##### RECORDS FOR THIS TASK

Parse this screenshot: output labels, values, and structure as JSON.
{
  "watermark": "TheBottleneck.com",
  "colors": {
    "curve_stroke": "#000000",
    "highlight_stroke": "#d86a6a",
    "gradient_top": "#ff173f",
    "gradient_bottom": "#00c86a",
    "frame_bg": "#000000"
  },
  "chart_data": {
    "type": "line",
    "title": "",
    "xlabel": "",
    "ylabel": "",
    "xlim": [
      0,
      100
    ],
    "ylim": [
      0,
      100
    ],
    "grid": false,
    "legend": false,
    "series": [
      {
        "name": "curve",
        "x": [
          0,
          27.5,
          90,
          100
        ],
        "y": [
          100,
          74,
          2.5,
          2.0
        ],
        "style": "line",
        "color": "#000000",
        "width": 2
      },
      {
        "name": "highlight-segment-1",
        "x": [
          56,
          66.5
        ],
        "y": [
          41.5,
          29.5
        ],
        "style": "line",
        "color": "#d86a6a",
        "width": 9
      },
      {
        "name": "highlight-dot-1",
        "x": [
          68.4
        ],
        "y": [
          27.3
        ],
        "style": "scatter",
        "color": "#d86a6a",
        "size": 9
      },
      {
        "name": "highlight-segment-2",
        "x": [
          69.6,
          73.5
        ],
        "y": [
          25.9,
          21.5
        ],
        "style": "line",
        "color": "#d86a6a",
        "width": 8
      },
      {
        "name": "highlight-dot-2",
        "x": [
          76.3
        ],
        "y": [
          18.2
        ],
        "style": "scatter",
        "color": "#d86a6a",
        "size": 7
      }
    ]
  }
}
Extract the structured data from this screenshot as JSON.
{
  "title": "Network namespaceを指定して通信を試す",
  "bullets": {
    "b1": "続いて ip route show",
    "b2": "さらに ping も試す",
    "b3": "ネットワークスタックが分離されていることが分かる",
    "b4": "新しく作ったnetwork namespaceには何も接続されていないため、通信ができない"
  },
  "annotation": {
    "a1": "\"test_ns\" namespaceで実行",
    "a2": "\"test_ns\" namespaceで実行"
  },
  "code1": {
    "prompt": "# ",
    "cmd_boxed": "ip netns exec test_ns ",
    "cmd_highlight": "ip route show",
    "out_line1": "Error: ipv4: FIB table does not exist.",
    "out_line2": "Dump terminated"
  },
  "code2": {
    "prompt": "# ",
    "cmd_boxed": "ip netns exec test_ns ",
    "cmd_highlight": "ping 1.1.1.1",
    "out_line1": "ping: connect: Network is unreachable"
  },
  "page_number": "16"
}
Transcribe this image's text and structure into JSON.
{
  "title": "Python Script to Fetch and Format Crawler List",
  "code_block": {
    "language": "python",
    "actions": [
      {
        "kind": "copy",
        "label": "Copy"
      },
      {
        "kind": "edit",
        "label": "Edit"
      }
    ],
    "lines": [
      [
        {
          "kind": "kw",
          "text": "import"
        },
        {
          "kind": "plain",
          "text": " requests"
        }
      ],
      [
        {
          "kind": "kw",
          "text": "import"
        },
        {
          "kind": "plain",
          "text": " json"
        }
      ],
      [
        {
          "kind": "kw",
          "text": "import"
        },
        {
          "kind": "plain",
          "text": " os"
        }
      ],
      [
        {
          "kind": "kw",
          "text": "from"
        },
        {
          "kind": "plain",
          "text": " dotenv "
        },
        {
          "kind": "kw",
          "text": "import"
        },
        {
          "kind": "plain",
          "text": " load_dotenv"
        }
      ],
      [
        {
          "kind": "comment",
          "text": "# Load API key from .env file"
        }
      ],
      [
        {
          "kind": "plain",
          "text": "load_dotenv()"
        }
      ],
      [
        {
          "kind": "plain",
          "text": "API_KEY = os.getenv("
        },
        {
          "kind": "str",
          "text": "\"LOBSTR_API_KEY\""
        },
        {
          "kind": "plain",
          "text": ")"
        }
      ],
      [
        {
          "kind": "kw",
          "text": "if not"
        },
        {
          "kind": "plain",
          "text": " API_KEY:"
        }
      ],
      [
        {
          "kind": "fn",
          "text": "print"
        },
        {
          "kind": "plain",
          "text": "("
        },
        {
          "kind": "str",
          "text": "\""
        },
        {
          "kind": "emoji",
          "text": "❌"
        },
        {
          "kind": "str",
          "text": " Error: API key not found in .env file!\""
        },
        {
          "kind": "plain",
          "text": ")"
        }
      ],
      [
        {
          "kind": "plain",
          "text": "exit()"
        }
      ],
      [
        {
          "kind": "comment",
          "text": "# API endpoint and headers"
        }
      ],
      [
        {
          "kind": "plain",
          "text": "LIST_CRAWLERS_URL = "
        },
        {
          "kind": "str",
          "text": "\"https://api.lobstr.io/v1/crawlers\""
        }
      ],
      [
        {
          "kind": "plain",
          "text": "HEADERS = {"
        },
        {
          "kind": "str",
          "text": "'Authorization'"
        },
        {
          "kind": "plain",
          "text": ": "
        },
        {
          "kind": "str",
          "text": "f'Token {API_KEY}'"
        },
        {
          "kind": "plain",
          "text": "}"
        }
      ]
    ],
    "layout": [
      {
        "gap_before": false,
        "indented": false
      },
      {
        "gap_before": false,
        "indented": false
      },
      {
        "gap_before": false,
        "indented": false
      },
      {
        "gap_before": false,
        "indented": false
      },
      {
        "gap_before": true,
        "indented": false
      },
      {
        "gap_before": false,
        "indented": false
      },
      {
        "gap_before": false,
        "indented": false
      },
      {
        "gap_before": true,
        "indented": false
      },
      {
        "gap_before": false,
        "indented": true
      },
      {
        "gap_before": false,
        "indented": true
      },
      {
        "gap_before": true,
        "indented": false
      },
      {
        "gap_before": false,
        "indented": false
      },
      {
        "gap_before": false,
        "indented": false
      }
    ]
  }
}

##########

◆ **WHAT IS NEEDED**: Output all of the data again, exactly.

◆ **OUTPUT FOR THIS EXERCISE**:
Parse this screenshot: output labels, values, and structure as JSON.
{
  "watermark": "TheBottleneck.com",
  "colors": {
    "curve_stroke": "#000000",
    "highlight_stroke": "#d86a6a",
    "gradient_top": "#ff173f",
    "gradient_bottom": "#00c86a",
    "frame_bg": "#000000"
  },
  "chart_data": {
    "type": "line",
    "title": "",
    "xlabel": "",
    "ylabel": "",
    "xlim": [
      0,
      100
    ],
    "ylim": [
      0,
      100
    ],
    "grid": false,
    "legend": false,
    "series": [
      {
        "name": "curve",
        "x": [
          0,
          27.5,
          90,
          100
        ],
        "y": [
          100,
          74,
          2.5,
          2.0
        ],
        "style": "line",
        "color": "#000000",
        "width": 2
      },
      {
        "name": "highlight-segment-1",
        "x": [
          56,
          66.5
        ],
        "y": [
          41.5,
          29.5
        ],
        "style": "line",
        "color": "#d86a6a",
        "width": 9
      },
      {
        "name": "highlight-dot-1",
        "x": [
          68.4
        ],
        "y": [
          27.3
        ],
        "style": "scatter",
        "color": "#d86a6a",
        "size": 9
      },
      {
        "name": "highlight-segment-2",
        "x": [
          69.6,
          73.5
        ],
        "y": [
          25.9,
          21.5
        ],
        "style": "line",
        "color": "#d86a6a",
        "width": 8
      },
      {
        "name": "highlight-dot-2",
        "x": [
          76.3
        ],
        "y": [
          18.2
        ],
        "style": "scatter",
        "color": "#d86a6a",
        "size": 7
      }
    ]
  }
}
Extract the structured data from this screenshot as JSON.
{
  "title": "Network namespaceを指定して通信を試す",
  "bullets": {
    "b1": "続いて ip route show",
    "b2": "さらに ping も試す",
    "b3": "ネットワークスタックが分離されていることが分かる",
    "b4": "新しく作ったnetwork namespaceには何も接続されていないため、通信ができない"
  },
  "annotation": {
    "a1": "\"test_ns\" namespaceで実行",
    "a2": "\"test_ns\" namespaceで実行"
  },
  "code1": {
    "prompt": "# ",
    "cmd_boxed": "ip netns exec test_ns ",
    "cmd_highlight": "ip route show",
    "out_line1": "Error: ipv4: FIB table does not exist.",
    "out_line2": "Dump terminated"
  },
  "code2": {
    "prompt": "# ",
    "cmd_boxed": "ip netns exec test_ns ",
    "cmd_highlight": "ping 1.1.1.1",
    "out_line1": "ping: connect: Network is unreachable"
  },
  "page_number": "16"
}
Transcribe this image's text and structure into JSON.
{
  "title": "Python Script to Fetch and Format Crawler List",
  "code_block": {
    "language": "python",
    "actions": [
      {
        "kind": "copy",
        "label": "Copy"
      },
      {
        "kind": "edit",
        "label": "Edit"
      }
    ],
    "lines": [
      [
        {
          "kind": "kw",
          "text": "import"
        },
        {
          "kind": "plain",
          "text": " requests"
        }
      ],
      [
        {
          "kind": "kw",
          "text": "import"
        },
        {
          "kind": "plain",
          "text": " json"
        }
      ],
      [
        {
          "kind": "kw",
          "text": "import"
        },
        {
          "kind": "plain",
          "text": " os"
        }
      ],
      [
        {
          "kind": "kw",
          "text": "from"
        },
        {
          "kind": "plain",
          "text": " dotenv "
        },
        {
          "kind": "kw",
          "text": "import"
        },
        {
          "kind": "plain",
          "text": " load_dotenv"
        }
      ],
      [
        {
          "kind": "comment",
          "text": "# Load API key from .env file"
        }
      ],
      [
        {
          "kind": "plain",
          "text": "load_dotenv()"
        }
      ],
      [
        {
          "kind": "plain",
          "text": "API_KEY = os.getenv("
        },
        {
          "kind": "str",
          "text": "\"LOBSTR_API_KEY\""
        },
        {
          "kind": "plain",
          "text": ")"
        }
      ],
      [
        {
          "kind": "kw",
          "text": "if not"
        },
        {
          "kind": "plain",
          "text": " API_KEY:"
        }
      ],
      [
        {
          "kind": "fn",
          "text": "print"
        },
        {
          "kind": "plain",
          "text": "("
        },
        {
          "kind": "str",
          "text": "\""
        },
        {
          "kind": "emoji",
          "text": "❌"
        },
        {
          "kind": "str",
          "text": " Error: API key not found in .env file!\""
        },
        {
          "kind": "plain",
          "text": ")"
        }
      ],
      [
        {
          "kind": "plain",
          "text": "exit()"
        }
      ],
      [
        {
          "kind": "comment",
          "text": "# API endpoint and headers"
        }
      ],
      [
        {
          "kind": "plain",
          "text": "LIST_CRAWLERS_URL = "
        },
        {
          "kind": "str",
          "text": "\"https://api.lobstr.io/v1/crawlers\""
        }
      ],
      [
        {
          "kind": "plain",
          "text": "HEADERS = {"
        },
        {
          "kind": "str",
          "text": "'Authorization'"
        },
        {
          "kind": "plain",
          "text": ": "
        },
        {
          "kind": "str",
          "text": "f'Token {API_KEY}'"
        },
        {
          "kind": "plain",
          "text": "}"
        }
      ]
    ],
    "layout": [
      {
        "gap_before": false,
        "indented": false
      },
      {
        "gap_before": false,
        "indented": false
      },
      {
        "gap_before": false,
        "indented": false
      },
      {
        "gap_before": false,
        "indented": false
      },
      {
        "gap_before": true,
        "indented": false
      },
      {
        "gap_before": false,
        "indented": false
      },
      {
        "gap_before": false,
        "indented": false
      },
      {
        "gap_before": true,
        "indented": false
      },
      {
        "gap_before": false,
        "indented": true
      },
      {
        "gap_before": false,
        "indented": true
      },
      {
        "gap_before": true,
        "indented": false
      },
      {
        "gap_before": false,
        "indented": false
      },
      {
        "gap_before": false,
        "indented": false
      }
    ]
  }
}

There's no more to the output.